__The problem__: Copy every line of the material below word for word.

__Entries provided__:

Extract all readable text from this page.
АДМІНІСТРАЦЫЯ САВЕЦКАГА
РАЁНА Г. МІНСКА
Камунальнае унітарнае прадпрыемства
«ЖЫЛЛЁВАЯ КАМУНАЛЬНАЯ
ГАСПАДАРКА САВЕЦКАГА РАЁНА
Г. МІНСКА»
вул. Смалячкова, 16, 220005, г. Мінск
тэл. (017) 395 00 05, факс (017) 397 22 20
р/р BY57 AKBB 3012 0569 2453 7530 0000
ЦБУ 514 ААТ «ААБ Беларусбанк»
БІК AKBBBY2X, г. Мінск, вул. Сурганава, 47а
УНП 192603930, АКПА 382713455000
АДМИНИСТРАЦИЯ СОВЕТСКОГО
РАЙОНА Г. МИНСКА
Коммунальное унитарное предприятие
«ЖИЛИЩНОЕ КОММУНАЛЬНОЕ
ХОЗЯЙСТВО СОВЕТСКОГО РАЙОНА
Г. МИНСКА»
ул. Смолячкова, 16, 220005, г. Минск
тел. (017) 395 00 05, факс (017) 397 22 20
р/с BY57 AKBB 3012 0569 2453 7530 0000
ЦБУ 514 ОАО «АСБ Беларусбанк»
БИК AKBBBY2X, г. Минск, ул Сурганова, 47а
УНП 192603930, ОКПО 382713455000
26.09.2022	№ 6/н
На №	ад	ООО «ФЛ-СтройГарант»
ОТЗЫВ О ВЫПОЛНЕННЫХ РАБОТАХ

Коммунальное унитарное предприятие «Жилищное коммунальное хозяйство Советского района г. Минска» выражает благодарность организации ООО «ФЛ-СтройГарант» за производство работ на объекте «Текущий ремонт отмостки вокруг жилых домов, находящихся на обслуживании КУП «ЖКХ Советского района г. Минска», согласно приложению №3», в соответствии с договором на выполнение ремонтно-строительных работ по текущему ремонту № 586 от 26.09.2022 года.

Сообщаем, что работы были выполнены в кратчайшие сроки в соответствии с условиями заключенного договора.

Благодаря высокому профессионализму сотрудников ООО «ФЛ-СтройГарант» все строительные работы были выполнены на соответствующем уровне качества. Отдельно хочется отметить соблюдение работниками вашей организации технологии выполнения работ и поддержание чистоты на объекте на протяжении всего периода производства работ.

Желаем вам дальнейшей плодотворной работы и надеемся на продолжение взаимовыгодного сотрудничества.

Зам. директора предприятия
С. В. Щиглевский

__Finished task__:
Extract all readable text from this page.
АДМІНІСТРАЦЫЯ САВЕЦКАГА
РАЁНА Г. МІНСКА
Камунальнае унітарнае прадпрыемства
«ЖЫЛЛЁВАЯ КАМУНАЛЬНАЯ
ГАСПАДАРКА САВЕЦКАГА РАЁНА
Г. МІНСКА»
вул. Смалячкова, 16, 220005, г. Мінск
тэл. (017) 395 00 05, факс (017) 397 22 20
р/р BY57 AKBB 3012 0569 2453 7530 0000
ЦБУ 514 ААТ «ААБ Беларусбанк»
БІК AKBBBY2X, г. Мінск, вул. Сурганава, 47а
УНП 192603930, АКПА 382713455000
АДМИНИСТРАЦИЯ СОВЕТСКОГО
РАЙОНА Г. МИНСКА
Коммунальное унитарное предприятие
«ЖИЛИЩНОЕ КОММУНАЛЬНОЕ
ХОЗЯЙСТВО СОВЕТСКОГО РАЙОНА
Г. МИНСКА»
ул. Смолячкова, 16, 220005, г. Минск
тел. (017) 395 00 05, факс (017) 397 22 20
р/с BY57 AKBB 3012 0569 2453 7530 0000
ЦБУ 514 ОАО «АСБ Беларусбанк»
БИК AKBBBY2X, г. Минск, ул Сурганова, 47а
УНП 192603930, ОКПО 382713455000
26.09.2022	№ 6/н
На №	ад	ООО «ФЛ-СтройГарант»
ОТЗЫВ О ВЫПОЛНЕННЫХ РАБОТАХ

Коммунальное унитарное предприятие «Жилищное коммунальное хозяйство Советского района г. Минска» выражает благодарность организации ООО «ФЛ-СтройГарант» за производство работ на объекте «Текущий ремонт отмостки вокруг жилых домов, находящихся на обслуживании КУП «ЖКХ Советского района г. Минска», согласно приложению №3», в соответствии с договором на выполнение ремонтно-строительных работ по текущему ремонту № 586 от 26.09.2022 года.

Сообщаем, что работы были выполнены в кратчайшие сроки в соответствии с условиями заключенного договора.

Благодаря высокому профессионализму сотрудников ООО «ФЛ-СтройГарант» все строительные работы были выполнены на соответствующем уровне качества. Отдельно хочется отметить соблюдение работниками вашей организации технологии выполнения работ и поддержание чистоты на объекте на протяжении всего периода производства работ.

Желаем вам дальнейшей плодотворной работы и надеемся на продолжение взаимовыгодного сотрудничества.

Зам. директора предприятия
С. В. Щиглевский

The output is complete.